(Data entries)
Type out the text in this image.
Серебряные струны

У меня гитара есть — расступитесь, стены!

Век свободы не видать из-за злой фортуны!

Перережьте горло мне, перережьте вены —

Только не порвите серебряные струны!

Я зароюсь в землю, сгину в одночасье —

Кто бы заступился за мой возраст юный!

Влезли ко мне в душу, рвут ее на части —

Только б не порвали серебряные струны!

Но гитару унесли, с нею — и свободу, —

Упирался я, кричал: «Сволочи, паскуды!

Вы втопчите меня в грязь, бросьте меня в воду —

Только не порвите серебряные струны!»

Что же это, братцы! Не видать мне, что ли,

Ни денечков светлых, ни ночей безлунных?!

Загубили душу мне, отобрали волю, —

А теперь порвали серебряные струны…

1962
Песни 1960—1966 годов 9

#### Stated exercise
Write out the data exactly as it stands.

#### Output for this exercise
Type out the text in this image.
Серебряные струны

У меня гитара есть — расступитесь, стены!

Век свободы не видать из-за злой фортуны!

Перережьте горло мне, перережьте вены —

Только не порвите серебряные струны!

Я зароюсь в землю, сгину в одночасье —

Кто бы заступился за мой возраст юный!

Влезли ко мне в душу, рвут ее на части —

Только б не порвали серебряные струны!

Но гитару унесли, с нею — и свободу, —

Упирался я, кричал: «Сволочи, паскуды!

Вы втопчите меня в грязь, бросьте меня в воду —

Только не порвите серебряные струны!»

Что же это, братцы! Не видать мне, что ли,

Ни денечков светлых, ни ночей безлунных?!

Загубили душу мне, отобрали волю, —

А теперь порвали серебряные струны…

1962
Песни 1960—1966 годов 9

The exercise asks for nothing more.